### EXERCISE PROMPT
In the entries below, find the part that opens with the line containing "text-line: 来敲碎这些该死的石头。而这些石头又特别的硬，害得我手 —" and closes with the line containing "text-line: 的执行者，都是自动自发的人，他们确认自己有能力完 —". Please reproduce only those lines, substituting "研究人员" for "心理学家" and keeping everything else unchanged.

### DATA ROWS
>>>>>

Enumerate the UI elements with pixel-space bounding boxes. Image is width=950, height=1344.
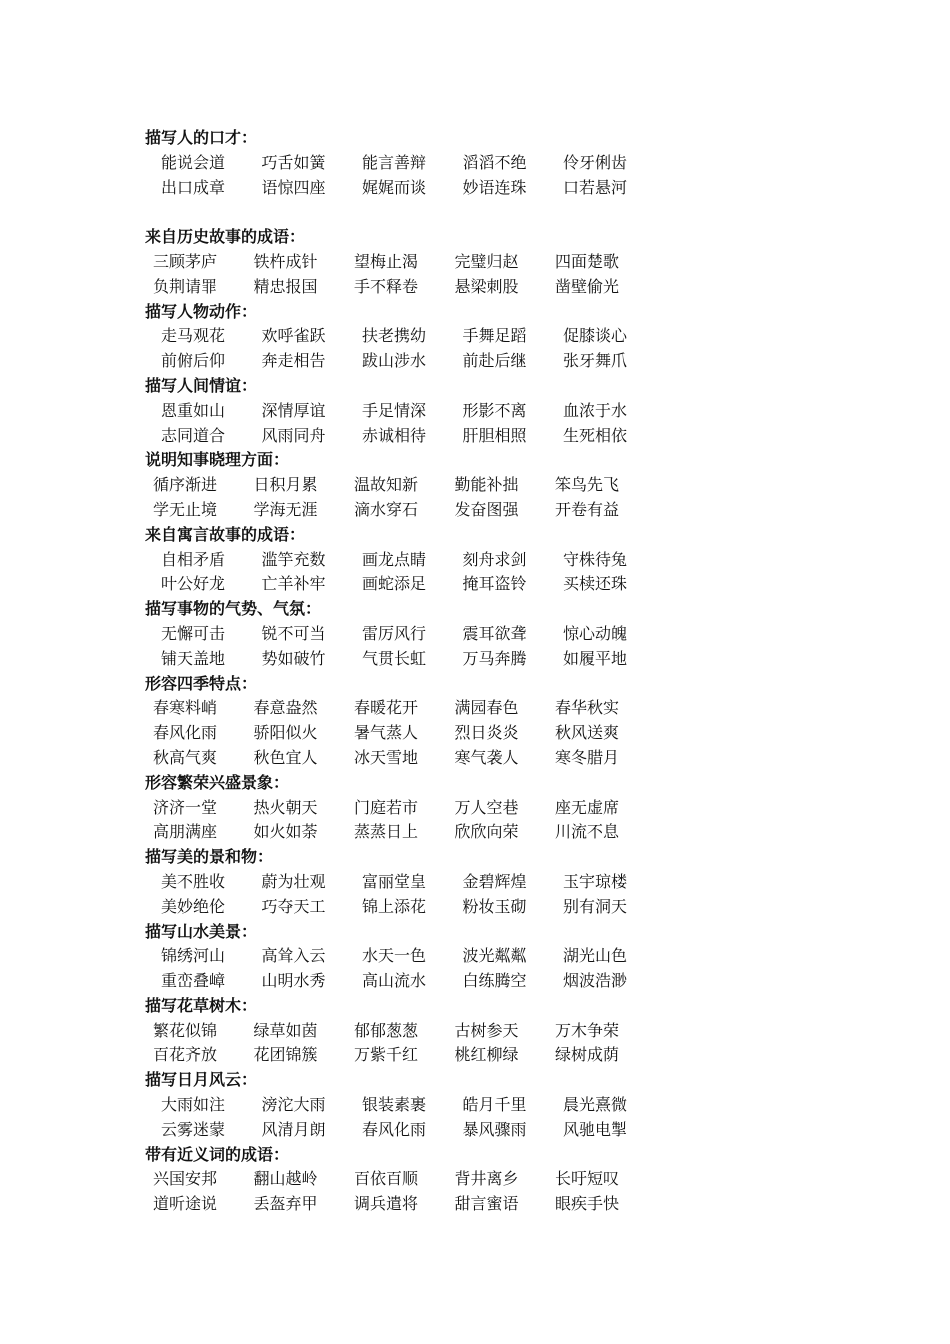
idiom-item: 口若悬河: [563, 177, 628, 197]
idiom-item: 前赴后继: [462, 351, 527, 371]
idiom-item: 调兵遣将: [354, 1194, 419, 1214]
idiom-section: [145, 1143, 905, 1217]
idiom-item: 妙语连珠: [462, 177, 527, 197]
idiom-row: [145, 721, 905, 746]
idiom-item: 皓月千里: [462, 1095, 527, 1115]
idiom-item: 山明水秀: [261, 971, 326, 991]
idiom-item: 温故知新: [354, 475, 419, 495]
idiom-item: 肝胆相照: [462, 425, 527, 445]
idiom-item: 开卷有益: [555, 499, 620, 519]
section-heading: 描写人的口才：: [145, 128, 258, 147]
idiom-section: [145, 771, 905, 845]
idiom-item: 滔滔不绝: [462, 152, 527, 172]
section-heading: 描写人物动作：: [145, 301, 258, 321]
idiom-item: 寒冬腊月: [555, 747, 620, 767]
idiom-item: 春华秋实: [555, 698, 620, 718]
idiom-item: 古树参天: [454, 1020, 519, 1040]
idiom-item: 如火如荼: [253, 822, 318, 842]
idiom-item: 巧舌如簧: [261, 152, 326, 172]
idiom-row: [145, 895, 905, 920]
idiom-item: 伶牙俐齿: [563, 152, 628, 172]
idiom-item: 血浓于水: [563, 400, 628, 420]
idiom-item: 暴风骤雨: [462, 1119, 527, 1139]
idiom-item: 冰天雪地: [354, 747, 419, 767]
idiom-item: 道听途说: [153, 1194, 218, 1214]
idiom-item: 桃红柳绿: [454, 1045, 519, 1065]
idiom-item: 烟波浩渺: [563, 971, 628, 991]
idiom-row: [145, 324, 905, 349]
idiom-item: 买椟还珠: [563, 574, 628, 594]
idiom-item: 春风化雨: [362, 1119, 427, 1139]
idiom-item: 美不胜收: [161, 871, 226, 891]
section-heading: 描写花草树木：: [145, 995, 258, 1015]
idiom-item: 晨光熹微: [563, 1095, 628, 1115]
idiom-item: 座无虚席: [555, 797, 620, 817]
idiom-item: 百依百顺: [354, 1169, 419, 1189]
idiom-item: 风清月朗: [261, 1119, 326, 1139]
idiom-row: [145, 176, 905, 201]
idiom-row: [145, 1118, 905, 1143]
idiom-item: 四面楚歌: [555, 251, 620, 271]
idiom-row: [145, 820, 905, 845]
idiom-item: 恩重如山: [161, 400, 226, 420]
idiom-item: 画龙点睛: [362, 549, 427, 569]
idiom-item: 繁花似锦: [153, 1020, 218, 1040]
idiom-item: 望梅止渴: [354, 251, 419, 271]
section-heading: 来自历史故事的成语：: [145, 227, 306, 247]
idiom-section: [145, 523, 905, 597]
idiom-section: [145, 672, 905, 771]
idiom-section: [145, 920, 905, 994]
section-heading: 描写人间情谊：: [145, 375, 258, 395]
idiom-item: 画蛇添足: [362, 574, 427, 594]
idiom-section: [145, 225, 905, 299]
idiom-item: 长吁短叹: [555, 1169, 620, 1189]
idiom-item: 跋山涉水: [362, 351, 427, 371]
idiom-section: [145, 1068, 905, 1142]
idiom-item: 锐不可当: [261, 623, 326, 643]
idiom-item: 欢呼雀跃: [261, 326, 326, 346]
idiom-row: [145, 969, 905, 994]
idiom-item: 悬梁刺股: [454, 276, 519, 296]
idiom-item: 湖光山色: [563, 946, 628, 966]
idiom-item: 促膝谈心: [563, 326, 628, 346]
idiom-item: 春意盎然: [253, 698, 318, 718]
idiom-item: 秋风送爽: [555, 723, 620, 743]
idiom-row: [145, 1019, 905, 1044]
idiom-item: 眼疾手快: [555, 1194, 620, 1214]
idiom-item: 锦绣河山: [161, 946, 226, 966]
section-heading: 形容四季特点：: [145, 673, 258, 693]
idiom-row: [145, 151, 905, 176]
idiom-item: 娓娓而谈: [362, 177, 427, 197]
idiom-item: 川流不息: [555, 822, 620, 842]
idiom-item: 骄阳似火: [253, 723, 318, 743]
idiom-item: 滴水穿石: [354, 499, 419, 519]
idiom-item: 风驰电掣: [563, 1119, 628, 1139]
idiom-item: 兴国安邦: [153, 1169, 218, 1189]
idiom-item: 翻山越岭: [253, 1169, 318, 1189]
idiom-item: 背井离乡: [454, 1169, 519, 1189]
idiom-item: 雷厉风行: [362, 623, 427, 643]
idiom-item: 高朋满座: [153, 822, 218, 842]
idiom-item: 凿壁偷光: [555, 276, 620, 296]
idiom-item: 刻舟求剑: [462, 549, 527, 569]
idiom-item: 无懈可击: [161, 623, 226, 643]
idiom-item: 震耳欲聋: [462, 623, 527, 643]
idiom-item: 春风化雨: [153, 723, 218, 743]
section-heading: 描写美的景和物：: [145, 847, 274, 867]
idiom-row: [145, 349, 905, 374]
idiom-item: 笨鸟先飞: [555, 475, 620, 495]
idiom-item: 富丽堂皇: [362, 871, 427, 891]
idiom-row: [145, 746, 905, 771]
idiom-item: 门庭若市: [354, 797, 419, 817]
idiom-item: 前俯后仰: [161, 351, 226, 371]
idiom-item: 三顾茅庐: [153, 251, 218, 271]
idiom-section: [145, 845, 905, 919]
idiom-item: 郁郁葱葱: [354, 1020, 419, 1040]
idiom-item: 蒸蒸日上: [354, 822, 419, 842]
idiom-item: 张牙舞爪: [563, 351, 628, 371]
section-heading: 描写山水美景：: [145, 921, 258, 941]
idiom-item: 美妙绝伦: [161, 896, 226, 916]
idiom-item: 绿树成荫: [555, 1045, 620, 1065]
idiom-item: 春暖花开: [354, 698, 419, 718]
idiom-section: [145, 300, 905, 374]
idiom-item: 生死相依: [563, 425, 628, 445]
idiom-item: 日积月累: [253, 475, 318, 495]
idiom-item: 绿草如茵: [253, 1020, 318, 1040]
idiom-row: [145, 473, 905, 498]
idiom-row: [145, 498, 905, 523]
blank-line: [145, 200, 905, 225]
idiom-item: 万马奔腾: [462, 648, 527, 668]
idiom-section: [145, 126, 905, 200]
idiom-item: 白练腾空: [462, 971, 527, 991]
idiom-item: 秋高气爽: [153, 747, 218, 767]
idiom-item: 滥竽充数: [261, 549, 326, 569]
section-heading: 带有近义词的成语：: [145, 1144, 290, 1164]
idiom-item: 手舞足蹈: [462, 326, 527, 346]
idiom-item: 循序渐进: [153, 475, 218, 495]
idiom-item: 百花齐放: [153, 1045, 218, 1065]
idiom-item: 水天一色: [362, 946, 427, 966]
idiom-item: 叶公好龙: [161, 574, 226, 594]
idiom-item: 巧夺天工: [261, 896, 326, 916]
idiom-item: 惊心动魄: [563, 623, 628, 643]
section-heading: 描写日月风云：: [145, 1070, 258, 1090]
idiom-item: 高耸入云: [261, 946, 326, 966]
idiom-row: [145, 944, 905, 969]
idiom-item: 粉妆玉砌: [462, 896, 527, 916]
idiom-row: [145, 622, 905, 647]
idiom-item: 志同道合: [161, 425, 226, 445]
idiom-item: 走马观花: [161, 326, 226, 346]
idiom-item: 银装素裹: [362, 1095, 427, 1115]
idiom-section: [145, 994, 905, 1068]
idiom-item: 秋色宜人: [253, 747, 318, 767]
idiom-row: [145, 1093, 905, 1118]
idiom-item: 扶老携幼: [362, 326, 427, 346]
idiom-item: 掩耳盗铃: [462, 574, 527, 594]
idiom-item: 花团锦簇: [253, 1045, 318, 1065]
idiom-item: 欣欣向荣: [454, 822, 519, 842]
idiom-item: 赤诚相待: [362, 425, 427, 445]
idiom-item: 铁杵成针: [253, 251, 318, 271]
idiom-item: 学无止境: [153, 499, 218, 519]
idiom-item: 铺天盖地: [161, 648, 226, 668]
idiom-item: 玉宇琼楼: [563, 871, 628, 891]
idiom-item: 万紫千红: [354, 1045, 419, 1065]
idiom-item: 锦上添花: [362, 896, 427, 916]
idiom-item: 自相矛盾: [161, 549, 226, 569]
idiom-item: 金碧辉煌: [462, 871, 527, 891]
idiom-item: 寒气袭人: [454, 747, 519, 767]
idiom-row: [145, 696, 905, 721]
section-heading: 描写事物的气势、气氛：: [145, 599, 322, 619]
idiom-row: [145, 647, 905, 672]
section-heading: 形容繁荣兴盛景象：: [145, 772, 290, 792]
idiom-item: 风雨同舟: [261, 425, 326, 445]
idiom-item: 手足情深: [362, 400, 427, 420]
idiom-item: 学海无涯: [253, 499, 318, 519]
idiom-item: 发奋图强: [454, 499, 519, 519]
idiom-item: 云雾迷蒙: [161, 1119, 226, 1139]
idiom-item: 完璧归赵: [454, 251, 519, 271]
idiom-item: 热火朝天: [253, 797, 318, 817]
idiom-item: 形影不离: [462, 400, 527, 420]
idiom-row: [145, 399, 905, 424]
idiom-item: 大雨如注: [161, 1095, 226, 1115]
idiom-item: 气贯长虹: [362, 648, 427, 668]
idiom-row: [145, 1192, 905, 1217]
idiom-row: [145, 572, 905, 597]
idiom-row: [145, 1043, 905, 1068]
idiom-item: 精忠报国: [253, 276, 318, 296]
idiom-item: 能说会道: [161, 152, 226, 172]
idiom-section: [145, 374, 905, 448]
idiom-row: [145, 424, 905, 449]
idiom-row: [145, 275, 905, 300]
idiom-item: 暑气蒸人: [354, 723, 419, 743]
idiom-row: [145, 250, 905, 275]
section-heading: 说明知事晓理方面：: [145, 450, 290, 470]
idiom-item: 高山流水: [362, 971, 427, 991]
idiom-item: 如履平地: [563, 648, 628, 668]
document-body: [145, 126, 905, 1217]
idiom-item: 负荆请罪: [153, 276, 218, 296]
idiom-item: 丢盔弃甲: [253, 1194, 318, 1214]
idiom-item: 势如破竹: [261, 648, 326, 668]
idiom-item: 济济一堂: [153, 797, 218, 817]
idiom-item: 奔走相告: [261, 351, 326, 371]
idiom-item: 满园春色: [454, 698, 519, 718]
idiom-section: [145, 597, 905, 671]
idiom-item: 手不释卷: [354, 276, 419, 296]
idiom-item: 出口成章: [161, 177, 226, 197]
idiom-item: 别有洞天: [563, 896, 628, 916]
idiom-row: [145, 870, 905, 895]
idiom-item: 春寒料峭: [153, 698, 218, 718]
idiom-item: 波光粼粼: [462, 946, 527, 966]
idiom-item: 重峦叠嶂: [161, 971, 226, 991]
idiom-row: [145, 796, 905, 821]
idiom-item: 语惊四座: [261, 177, 326, 197]
section-heading: 来自寓言故事的成语：: [145, 524, 306, 544]
idiom-item: 万木争荣: [555, 1020, 620, 1040]
idiom-row: [145, 1167, 905, 1192]
idiom-row: [145, 548, 905, 573]
idiom-item: 守株待兔: [563, 549, 628, 569]
idiom-item: 万人空巷: [454, 797, 519, 817]
idiom-item: 甜言蜜语: [454, 1194, 519, 1214]
idiom-item: 能言善辩: [362, 152, 427, 172]
idiom-item: 深情厚谊: [261, 400, 326, 420]
idiom-item: 烈日炎炎: [454, 723, 519, 743]
idiom-item: 勤能补拙: [454, 475, 519, 495]
idiom-item: 蔚为壮观: [261, 871, 326, 891]
idiom-item: 亡羊补牢: [261, 574, 326, 594]
idiom-section: [145, 448, 905, 522]
idiom-item: 滂沱大雨: [261, 1095, 326, 1115]
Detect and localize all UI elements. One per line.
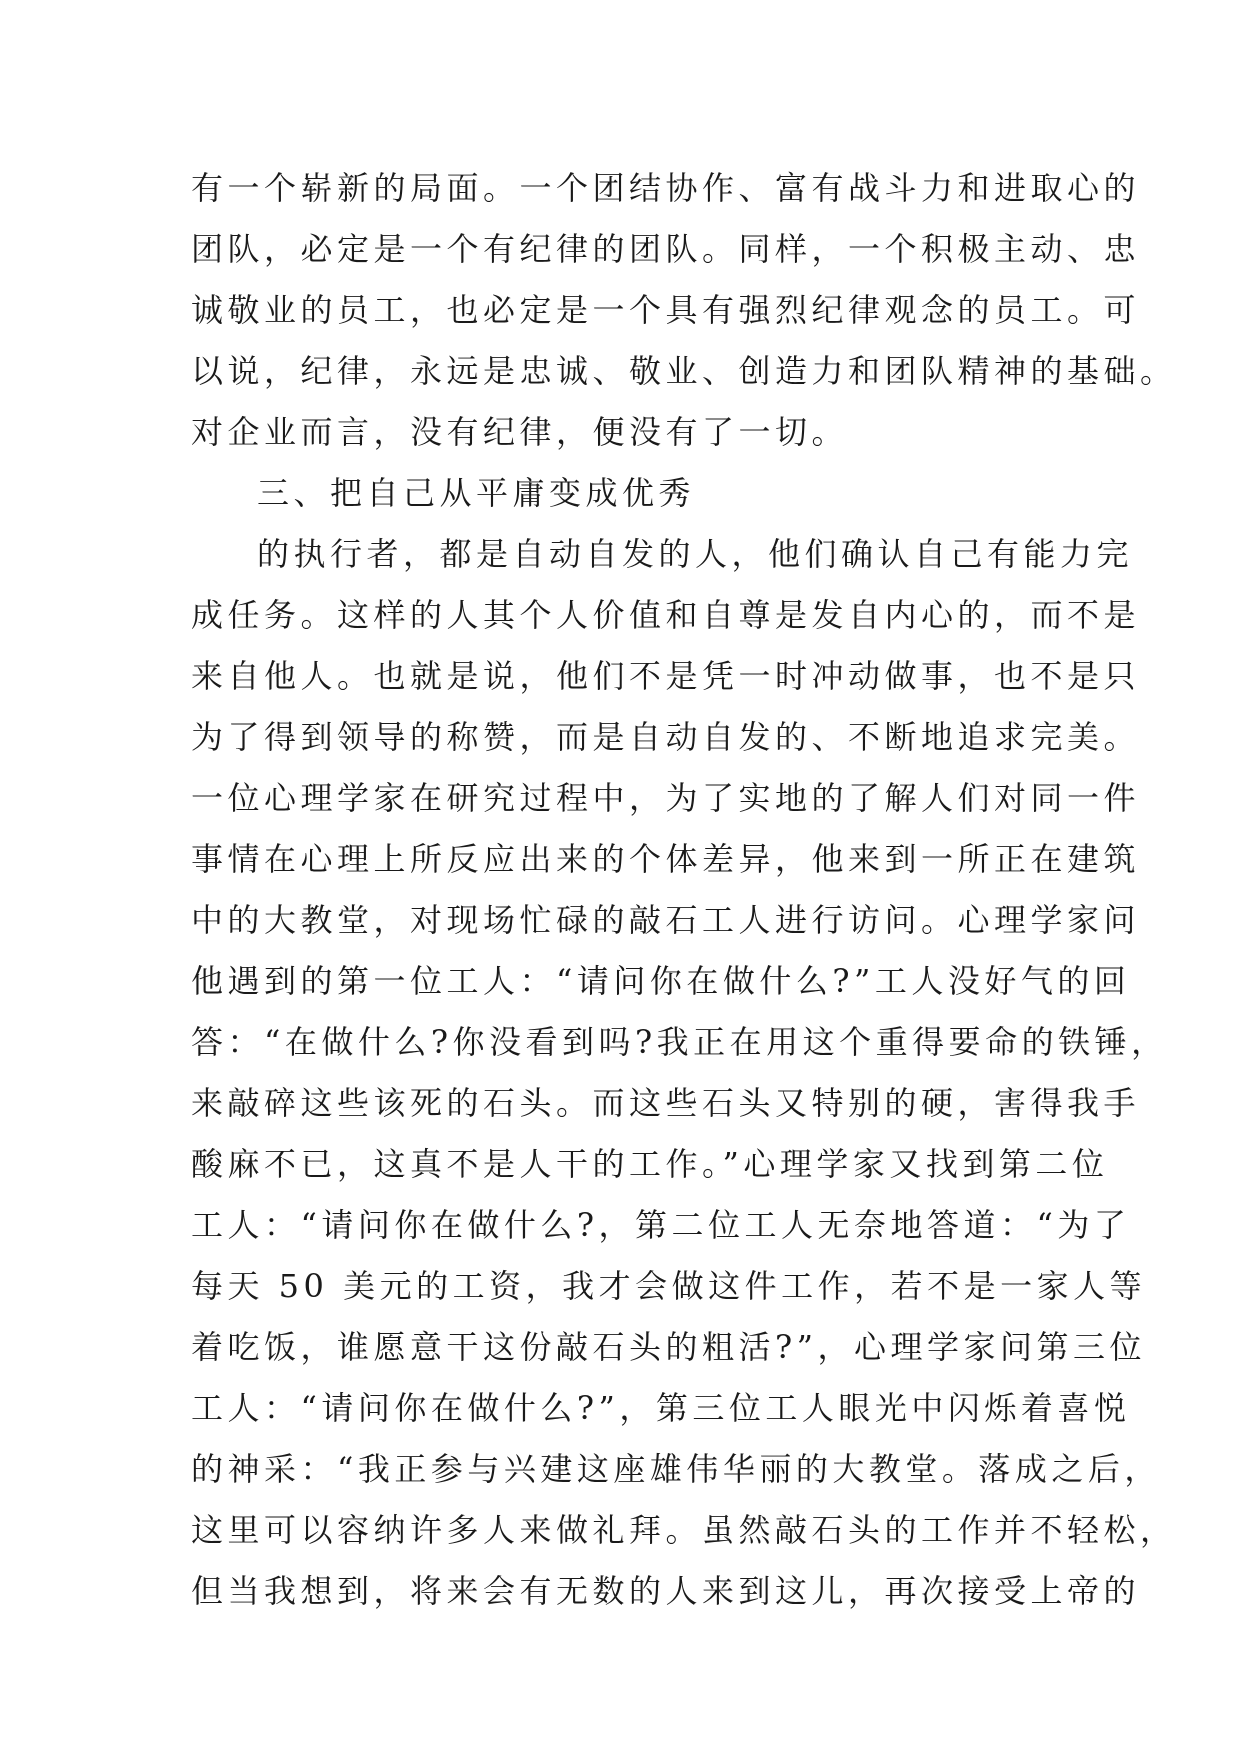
text-line: 来敲碎这些该死的石头。而这些石头又特别的硬，害得我手 — [191, 1084, 1141, 1122]
body-text — [191, 158, 1177, 1622]
text-line: 着吃饭，谁愿意干这份敲石头的粗活?”，心理学家问第三位 — [191, 1328, 1147, 1366]
text-line: 工人：“请问你在做什么?，第二位工人无奈地答道：“为了 — [191, 1206, 1131, 1244]
text-line: 的执行者，都是自动自发的人，他们确认自己有能力完 — [257, 535, 1134, 573]
text-line: 酸麻不已，这真不是人干的工作。”心理学家又找到第二位 — [191, 1145, 1109, 1183]
text-line: 为了得到领导的称赞，而是自动自发的、不断地追求完美。 — [191, 718, 1141, 756]
text-line: 来自他人。也就是说，他们不是凭一时冲动做事，也不是只 — [191, 657, 1141, 695]
text-line: 诚敬业的员工，也必定是一个具有强烈纪律观念的员工。可 — [191, 291, 1141, 329]
text-line: 每天 50 美元的工资，我才会做这件工作，若不是一家人等 — [191, 1267, 1147, 1305]
text-line: 成任务。这样的人其个人价值和自尊是发自内心的，而不是 — [191, 596, 1141, 634]
text-line: 这里可以容纳许多人来做礼拜。虽然敲石头的工作并不轻松， — [191, 1511, 1177, 1549]
text-line: 的神采：“我正参与兴建这座雄伟华丽的大教堂。落成之后， — [191, 1450, 1161, 1488]
text-line: 团队，必定是一个有纪律的团队。同样，一个积极主动、忠 — [191, 230, 1141, 268]
text-line: 一位心理学家在研究过程中，为了实地的了解人们对同一件 — [191, 779, 1141, 817]
text-line: 他遇到的第一位工人：“请问你在做什么?”工人没好气的回 — [191, 962, 1131, 1000]
text-line: 中的大教堂，对现场忙碌的敲石工人进行访问。心理学家问 — [191, 901, 1141, 939]
text-line: 答：“在做什么?你没看到吗?我正在用这个重得要命的铁锤， — [191, 1023, 1168, 1061]
text-line: 事情在心理上所反应出来的个体差异，他来到一所正在建筑 — [191, 840, 1141, 878]
text-line: 工人：“请问你在做什么?”，第三位工人眼光中闪烁着喜悦 — [191, 1389, 1131, 1427]
text-line: 有一个崭新的局面。一个团结协作、富有战斗力和进取心的 — [191, 169, 1141, 207]
text-line: 对企业而言，没有纪律，便没有了一切。 — [191, 413, 849, 451]
text-line: 但当我想到，将来会有无数的人来到这儿，再次接受上帝的 — [191, 1572, 1141, 1610]
section-heading: 三、把自己从平庸变成优秀 — [257, 474, 696, 512]
text-line: 以说，纪律，永远是忠诚、敬业、创造力和团队精神的基础。 — [191, 352, 1177, 390]
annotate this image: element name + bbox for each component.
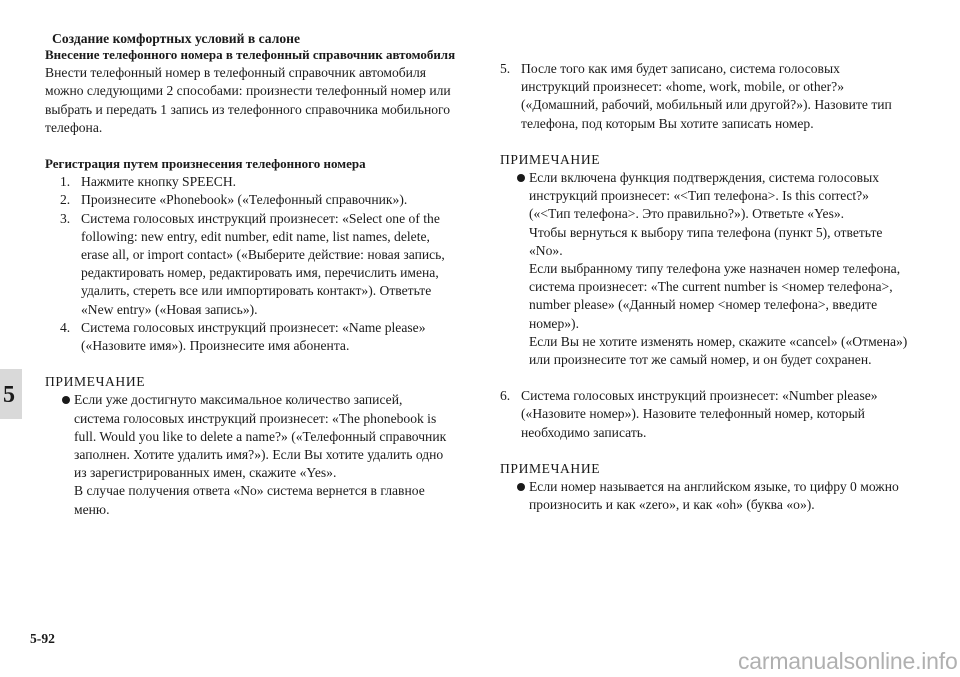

<<<<<

### COMPLETE ANSWER
text-line: 来敲碎这些该死的石头。而这些石头又特别的硬，害得我手 — [191, 1084, 1141, 1122]
body-text — [191, 158, 1177, 1622]
text-line: 着吃饭，谁愿意干这份敲石头的粗活?”，研究人员问第三位 — [191, 1328, 1147, 1366]
text-line: 工人：“请问你在做什么?，第二位工人无奈地答道：“为了 — [191, 1206, 1131, 1244]
text-line: 的执行者，都是自动自发的人，他们确认自己有能力完 — [257, 535, 1134, 573]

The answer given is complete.